::: RECORDS SUPPLIED :::

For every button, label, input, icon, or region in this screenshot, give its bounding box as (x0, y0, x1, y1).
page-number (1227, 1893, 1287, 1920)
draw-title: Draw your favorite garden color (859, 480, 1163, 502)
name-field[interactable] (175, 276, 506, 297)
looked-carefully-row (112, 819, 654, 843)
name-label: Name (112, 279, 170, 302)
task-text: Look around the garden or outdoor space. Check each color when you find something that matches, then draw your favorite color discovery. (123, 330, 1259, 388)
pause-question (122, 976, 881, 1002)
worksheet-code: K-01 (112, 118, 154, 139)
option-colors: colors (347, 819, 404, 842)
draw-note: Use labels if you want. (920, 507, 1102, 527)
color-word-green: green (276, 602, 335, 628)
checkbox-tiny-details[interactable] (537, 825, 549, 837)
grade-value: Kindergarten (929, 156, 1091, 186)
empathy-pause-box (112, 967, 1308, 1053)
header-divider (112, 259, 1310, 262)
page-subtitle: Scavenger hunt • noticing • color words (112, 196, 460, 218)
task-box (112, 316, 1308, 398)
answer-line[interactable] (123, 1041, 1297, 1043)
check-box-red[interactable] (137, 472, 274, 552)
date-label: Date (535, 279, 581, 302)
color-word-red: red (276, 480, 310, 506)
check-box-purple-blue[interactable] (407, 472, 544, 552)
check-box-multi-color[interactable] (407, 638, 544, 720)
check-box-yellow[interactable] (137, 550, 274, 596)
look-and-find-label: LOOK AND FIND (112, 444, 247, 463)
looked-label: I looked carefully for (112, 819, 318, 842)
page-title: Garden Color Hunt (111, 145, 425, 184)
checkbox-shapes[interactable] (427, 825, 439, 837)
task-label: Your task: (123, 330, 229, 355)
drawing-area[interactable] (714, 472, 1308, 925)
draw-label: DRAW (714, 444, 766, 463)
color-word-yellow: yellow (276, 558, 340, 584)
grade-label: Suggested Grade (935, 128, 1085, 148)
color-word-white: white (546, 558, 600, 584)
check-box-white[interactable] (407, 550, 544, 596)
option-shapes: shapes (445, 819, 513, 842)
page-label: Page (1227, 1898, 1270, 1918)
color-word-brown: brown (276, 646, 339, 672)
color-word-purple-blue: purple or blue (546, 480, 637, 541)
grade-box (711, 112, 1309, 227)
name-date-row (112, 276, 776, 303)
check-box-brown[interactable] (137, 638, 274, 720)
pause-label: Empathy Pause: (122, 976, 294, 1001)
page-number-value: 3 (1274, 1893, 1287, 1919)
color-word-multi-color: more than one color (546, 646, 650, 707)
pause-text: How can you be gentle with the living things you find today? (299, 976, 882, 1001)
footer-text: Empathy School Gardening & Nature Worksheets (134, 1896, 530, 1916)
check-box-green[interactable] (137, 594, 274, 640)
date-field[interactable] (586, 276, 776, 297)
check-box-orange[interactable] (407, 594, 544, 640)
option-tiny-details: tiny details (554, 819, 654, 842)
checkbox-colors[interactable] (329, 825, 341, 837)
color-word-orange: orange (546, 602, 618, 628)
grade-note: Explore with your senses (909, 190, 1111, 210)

:::

DESCRIPTION OF THE TASK → Retype every line of the entries above without any changes.

PROBLEM SOLUTION →
For every button, label, input, icon, or region in this screenshot, give its bounding box as (x0, y0, x1, y1).
page-number (1227, 1893, 1287, 1920)
draw-title: Draw your favorite garden color (859, 480, 1163, 502)
name-field[interactable] (175, 276, 506, 297)
looked-carefully-row (112, 819, 654, 843)
name-label: Name (112, 279, 170, 302)
task-text: Look around the garden or outdoor space. Check each color when you find something that matches, then draw your favorite color discovery. (123, 330, 1259, 388)
pause-question (122, 976, 881, 1002)
worksheet-code: K-01 (112, 118, 154, 139)
option-colors: colors (347, 819, 404, 842)
draw-note: Use labels if you want. (920, 507, 1102, 527)
color-word-green: green (276, 602, 335, 628)
checkbox-tiny-details[interactable] (537, 825, 549, 837)
grade-value: Kindergarten (929, 156, 1091, 186)
empathy-pause-box (112, 967, 1308, 1053)
header-divider (112, 259, 1310, 262)
page-subtitle: Scavenger hunt • noticing • color words (112, 196, 460, 218)
task-box (112, 316, 1308, 398)
answer-line[interactable] (123, 1041, 1297, 1043)
check-box-red[interactable] (137, 472, 274, 552)
date-label: Date (535, 279, 581, 302)
color-word-red: red (276, 480, 310, 506)
check-box-purple-blue[interactable] (407, 472, 544, 552)
check-box-multi-color[interactable] (407, 638, 544, 720)
check-box-yellow[interactable] (137, 550, 274, 596)
look-and-find-label: LOOK AND FIND (112, 444, 247, 463)
looked-label: I looked carefully for (112, 819, 318, 842)
page-title: Garden Color Hunt (111, 145, 425, 184)
checkbox-shapes[interactable] (427, 825, 439, 837)
task-label: Your task: (123, 330, 229, 355)
drawing-area[interactable] (714, 472, 1308, 925)
draw-label: DRAW (714, 444, 766, 463)
color-word-yellow: yellow (276, 558, 340, 584)
grade-label: Suggested Grade (935, 128, 1085, 148)
color-word-white: white (546, 558, 600, 584)
check-box-white[interactable] (407, 550, 544, 596)
option-shapes: shapes (445, 819, 513, 842)
page-label: Page (1227, 1898, 1270, 1918)
color-word-brown: brown (276, 646, 339, 672)
color-word-purple-blue: purple or blue (546, 480, 637, 541)
grade-box (711, 112, 1309, 227)
name-date-row (112, 276, 776, 303)
check-box-brown[interactable] (137, 638, 274, 720)
pause-label: Empathy Pause: (122, 976, 294, 1001)
page-number-value: 3 (1274, 1893, 1287, 1919)
color-word-multi-color: more than one color (546, 646, 650, 707)
pause-text: How can you be gentle with the living things you find today? (299, 976, 882, 1001)
footer-text: Empathy School Gardening & Nature Worksheets (134, 1896, 530, 1916)
check-box-green[interactable] (137, 594, 274, 640)
date-field[interactable] (586, 276, 776, 297)
check-box-orange[interactable] (407, 594, 544, 640)
option-tiny-details: tiny details (554, 819, 654, 842)
checkbox-colors[interactable] (329, 825, 341, 837)
color-word-orange: orange (546, 602, 618, 628)
grade-note: Explore with your senses (909, 190, 1111, 210)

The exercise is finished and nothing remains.